Short exercise: Which lines have the string "deutsche"? Copy all of them from the entries below.
___ Data provided
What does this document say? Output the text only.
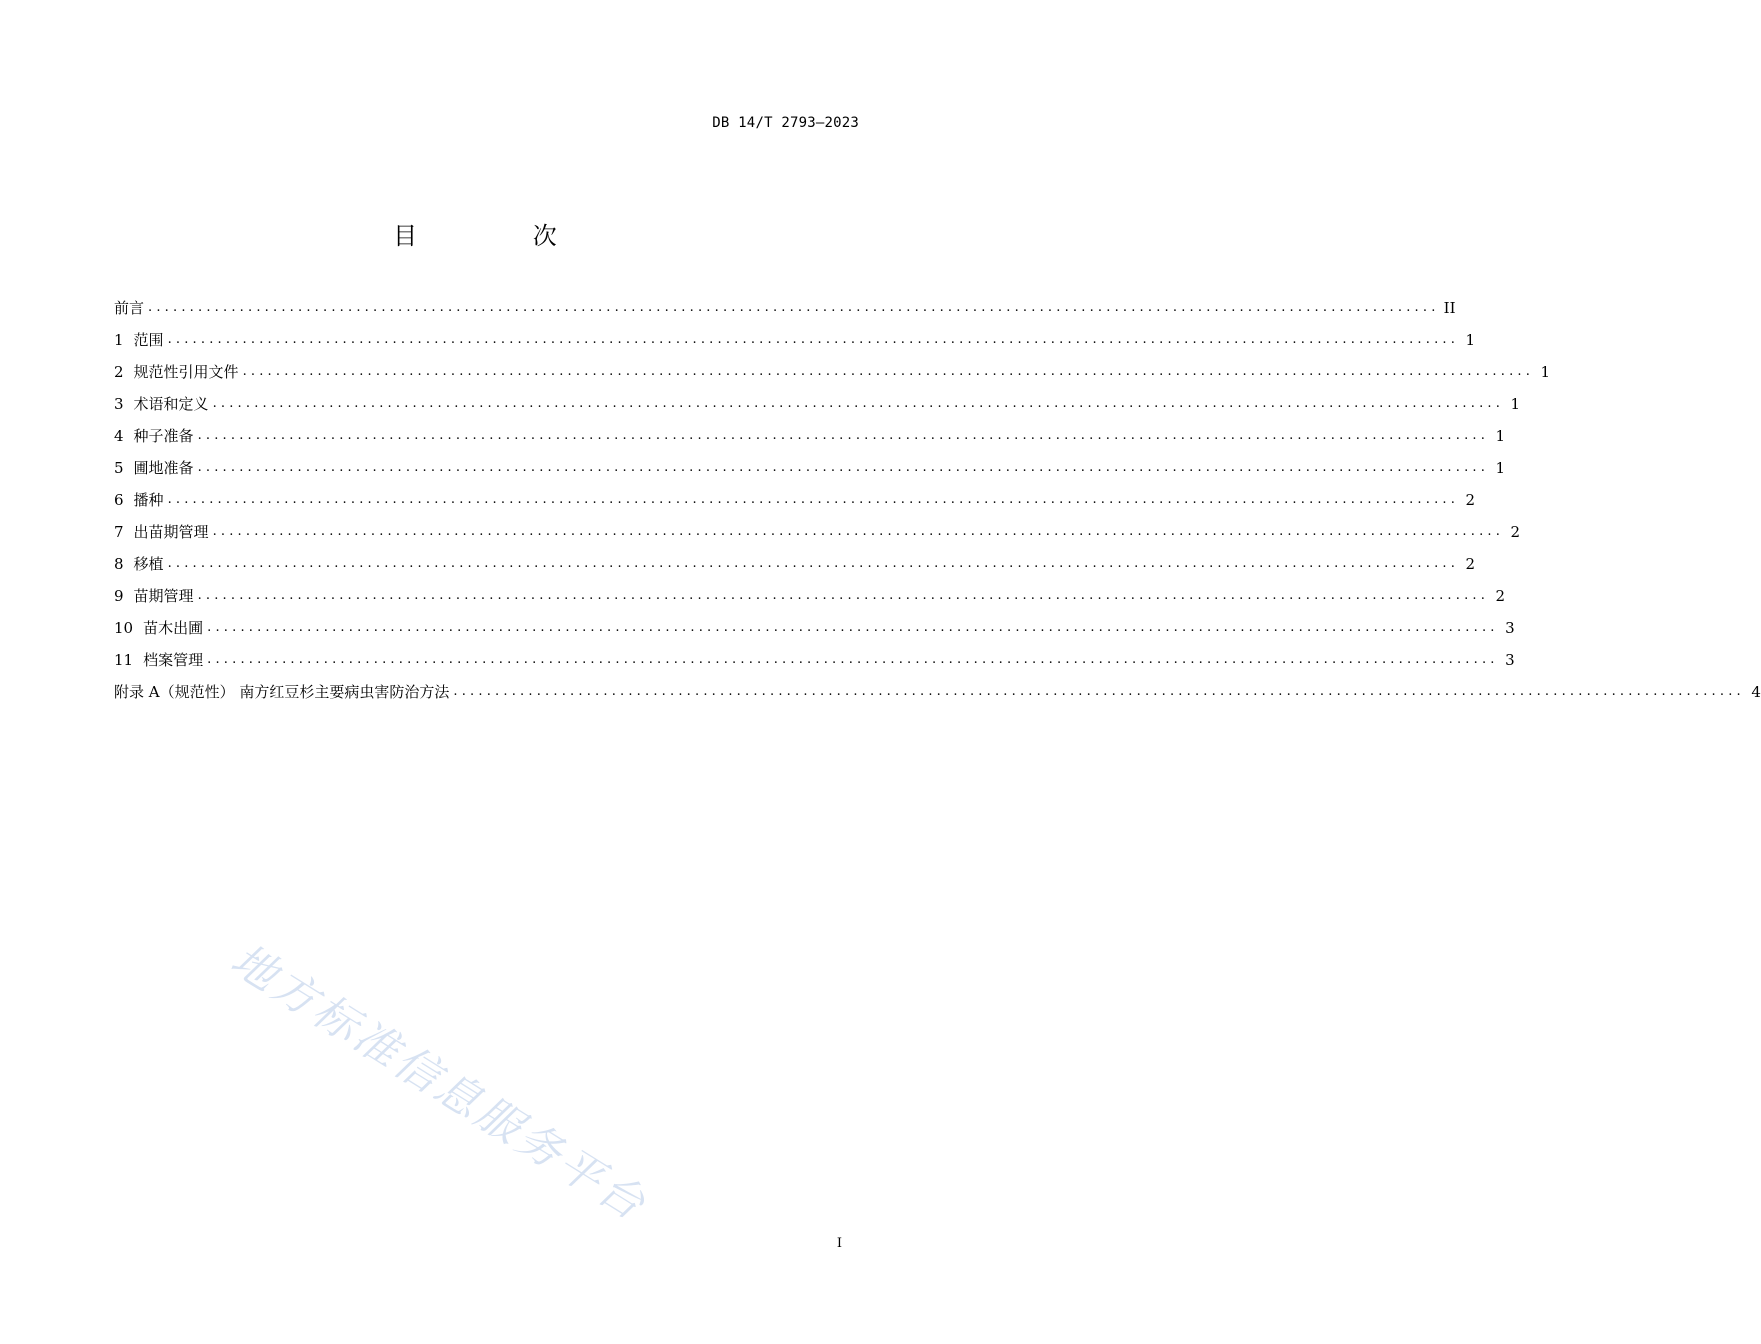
DB 14/T 2793—2023
目 次
前言 ........................................................................................................................................................... II
1 范围 ........................................................................................................................................................... 1
2 规范性引用文件 ........................................................................................................................................................... 1
3 术语和定义 ........................................................................................................................................................... 1
4 种子准备 ........................................................................................................................................................... 1
5 圃地准备 ........................................................................................................................................................... 1
6 播种 ........................................................................................................................................................... 2
7 出苗期管理 ........................................................................................................................................................... 2
8 移植 ........................................................................................................................................................... 2
9 苗期管理 ........................................................................................................................................................... 2
10 苗木出圃 ........................................................................................................................................................... 3
11 档案管理 ........................................................................................................................................................... 3
附录 A（规范性） 南方红豆杉主要病虫害防治方法 ........................................................................................................................................................... 4
地方标准信息服务平台
I
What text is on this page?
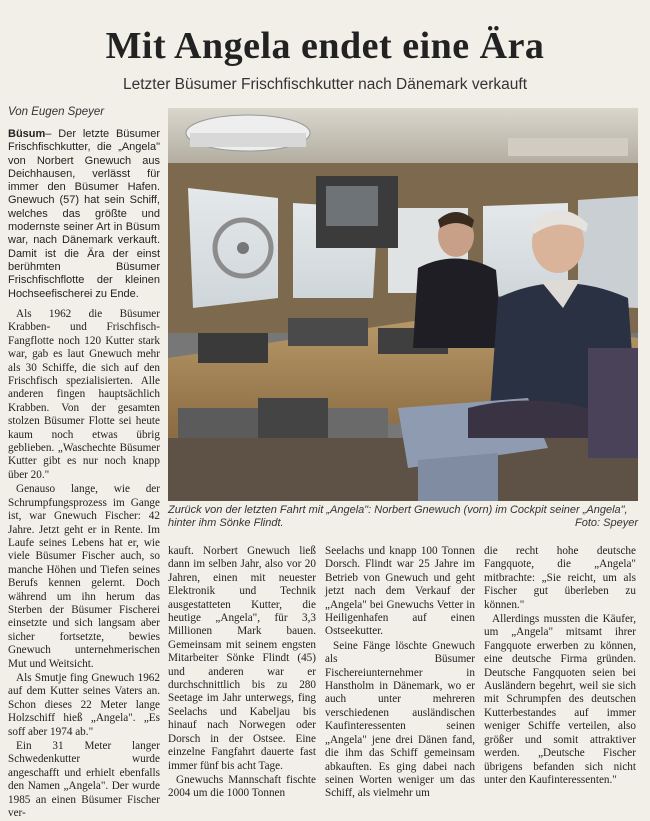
Mit Angela endet eine Ära
Letzter Büsumer Frischfischkutter nach Dänemark verkauft
Von Eugen Speyer

Büsum– Der letzte Büsumer Frischfischkutter, die „Angela" von Norbert Gnewuch aus Deichhausen, verlässt für immer den Büsumer Hafen. Gnewuch (57) hat sein Schiff, welches das größte und modernste seiner Art in Büsum war, nach Dänemark verkauft. Damit ist die Ära der einst berühmten Büsumer Frischfischflotte der kleinen Hochseefischerei zu Ende.

Als 1962 die Büsumer Krabben- und Frischfisch-Fangflotte noch 120 Kutter stark war, gab es laut Gnewuch mehr als 30 Schiffe, die sich auf den Frischfisch spezialisierten. Alle anderen fingen hauptsächlich Krabben. Von der gesamten stolzen Büsumer Flotte sei heute kaum noch etwas übrig geblieben. „Waschechte Büsumer Kutter gibt es nur noch knapp über 20."

Genauso lange, wie der Schrumpfungsprozess im Gange ist, war Gnewuch Fischer: 42 Jahre. Jetzt geht er in Rente. Im Laufe seines Lebens hat er, wie viele Büsumer Fischer auch, so manche Höhen und Tiefen seines Berufs kennen gelernt. Doch während um ihn herum das Sterben der Büsumer Fischerei einsetzte und sich langsam aber sicher fortsetzte, bewies Gnewuch unternehmerischen Mut und Weitsicht.

Als Smutje fing Gnewuch 1962 auf dem Kutter seines Vaters an. Schon dieses 22 Meter lange Holzschiff hieß „Angela". „Es soff aber 1974 ab."

Ein 31 Meter langer Schwedenkutter wurde angeschafft und erhielt ebenfalls den Namen „Angela". Der wurde 1985 an einen Büsumer Fischer ver-

Zurück von der letzten Fahrt mit „Angela": Norbert Gnewuch (vorn) im Cockpit seiner „Angela", hinter ihm Sönke Flindt.	Foto: Speyer

kauft. Norbert Gnewuch ließ dann im selben Jahr, also vor 20 Jahren, einen mit neuester Elektronik und Technik ausgestatteten Kutter, die heutige „Angela", für 3,3 Millionen Mark bauen. Gemeinsam mit seinem engsten Mitarbeiter Sönke Flindt (45) und anderen war er durchschnittlich bis zu 280 Seetage im Jahr unterwegs, fing Seelachs und Kabeljau bis hinauf nach Norwegen oder Dorsch in der Ostsee. Eine einzelne Fangfahrt dauerte fast immer fünf bis acht Tage.

Gnewuchs Mannschaft fischte 2004 um die 1000 Tonnen

Seelachs und knapp 100 Tonnen Dorsch. Flindt war 25 Jahre im Betrieb von Gnewuch und geht jetzt nach dem Verkauf der „Angela" bei Gnewuchs Vetter in Heiligenhafen auf einen Ostseekutter.

Seine Fänge löschte Gnewuch als Büsumer Fischereiunternehmer in Hanstholm in Dänemark, wo er auch unter mehreren verschiedenen ausländischen Kaufinteressenten seinen „Angela" jene drei Dänen fand, die ihm das Schiff gemeinsam abkauften. Es ging dabei nach seinen Worten weniger um das Schiff, als vielmehr um

die recht hohe deutsche Fangquote, die „Angela" mitbrachte: „Sie reicht, um als Fischer gut überleben zu können."

Allerdings mussten die Käufer, um „Angela" mitsamt ihrer Fangquote erwerben zu können, eine deutsche Firma gründen. Deutsche Fangquoten seien bei Ausländern begehrt, weil sie sich mit Schrumpfen des deutschen Kutterbestandes auf immer weniger Schiffe verteilen, also größer und somit attraktiver werden. „Deutsche Fischer übrigens befanden sich nicht unter den Kaufinteressenten."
______
Complete response:
die recht hohe deutsche Fangquote, die „Angela" mitbrachte: „Sie reicht, um als Fischer gut überleben zu können."
Allerdings mussten die Käufer, um „Angela" mitsamt ihrer Fangquote erwerben zu können, eine deutsche Firma gründen. Deutsche Fangquoten seien bei Ausländern begehrt, weil sie sich mit Schrumpfen des deutschen Kutterbestandes auf immer weniger Schiffe verteilen, also größer und somit attraktiver werden. „Deutsche Fischer übrigens befanden sich nicht unter den Kaufinteressenten."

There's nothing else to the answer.